• _Job_
Every line below should be repeated exactly.

• _Task data_

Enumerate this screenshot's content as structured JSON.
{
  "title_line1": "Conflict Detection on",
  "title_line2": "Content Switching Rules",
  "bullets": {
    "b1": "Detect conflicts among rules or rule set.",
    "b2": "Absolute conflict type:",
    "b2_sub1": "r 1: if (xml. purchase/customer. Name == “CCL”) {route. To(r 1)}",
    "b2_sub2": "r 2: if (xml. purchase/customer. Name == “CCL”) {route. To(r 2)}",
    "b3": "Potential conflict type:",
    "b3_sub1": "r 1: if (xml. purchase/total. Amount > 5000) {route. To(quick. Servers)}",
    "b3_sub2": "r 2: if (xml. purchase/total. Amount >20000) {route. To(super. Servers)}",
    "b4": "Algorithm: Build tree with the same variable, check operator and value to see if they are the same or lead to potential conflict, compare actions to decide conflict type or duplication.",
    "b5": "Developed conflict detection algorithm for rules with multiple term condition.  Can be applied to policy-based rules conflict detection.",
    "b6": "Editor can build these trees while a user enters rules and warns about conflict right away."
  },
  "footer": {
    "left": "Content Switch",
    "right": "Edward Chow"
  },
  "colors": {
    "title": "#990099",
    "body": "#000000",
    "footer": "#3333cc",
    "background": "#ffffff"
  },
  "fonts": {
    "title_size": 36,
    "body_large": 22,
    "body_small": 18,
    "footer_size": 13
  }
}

• _Output for this task_
Enumerate this screenshot's content as structured JSON.
{
  "title_line1": "Conflict Detection on",
  "title_line2": "Content Switching Rules",
  "bullets": {
    "b1": "Detect conflicts among rules or rule set.",
    "b2": "Absolute conflict type:",
    "b2_sub1": "r 1: if (xml. purchase/customer. Name == “CCL”) {route. To(r 1)}",
    "b2_sub2": "r 2: if (xml. purchase/customer. Name == “CCL”) {route. To(r 2)}",
    "b3": "Potential conflict type:",
    "b3_sub1": "r 1: if (xml. purchase/total. Amount > 5000) {route. To(quick. Servers)}",
    "b3_sub2": "r 2: if (xml. purchase/total. Amount >20000) {route. To(super. Servers)}",
    "b4": "Algorithm: Build tree with the same variable, check operator and value to see if they are the same or lead to potential conflict, compare actions to decide conflict type or duplication.",
    "b5": "Developed conflict detection algorithm for rules with multiple term condition.  Can be applied to policy-based rules conflict detection.",
    "b6": "Editor can build these trees while a user enters rules and warns about conflict right away."
  },
  "footer": {
    "left": "Content Switch",
    "right": "Edward Chow"
  },
  "colors": {
    "title": "#990099",
    "body": "#000000",
    "footer": "#3333cc",
    "background": "#ffffff"
  },
  "fonts": {
    "title_size": 36,
    "body_large": 22,
    "body_small": 18,
    "footer_size": 13
  }
}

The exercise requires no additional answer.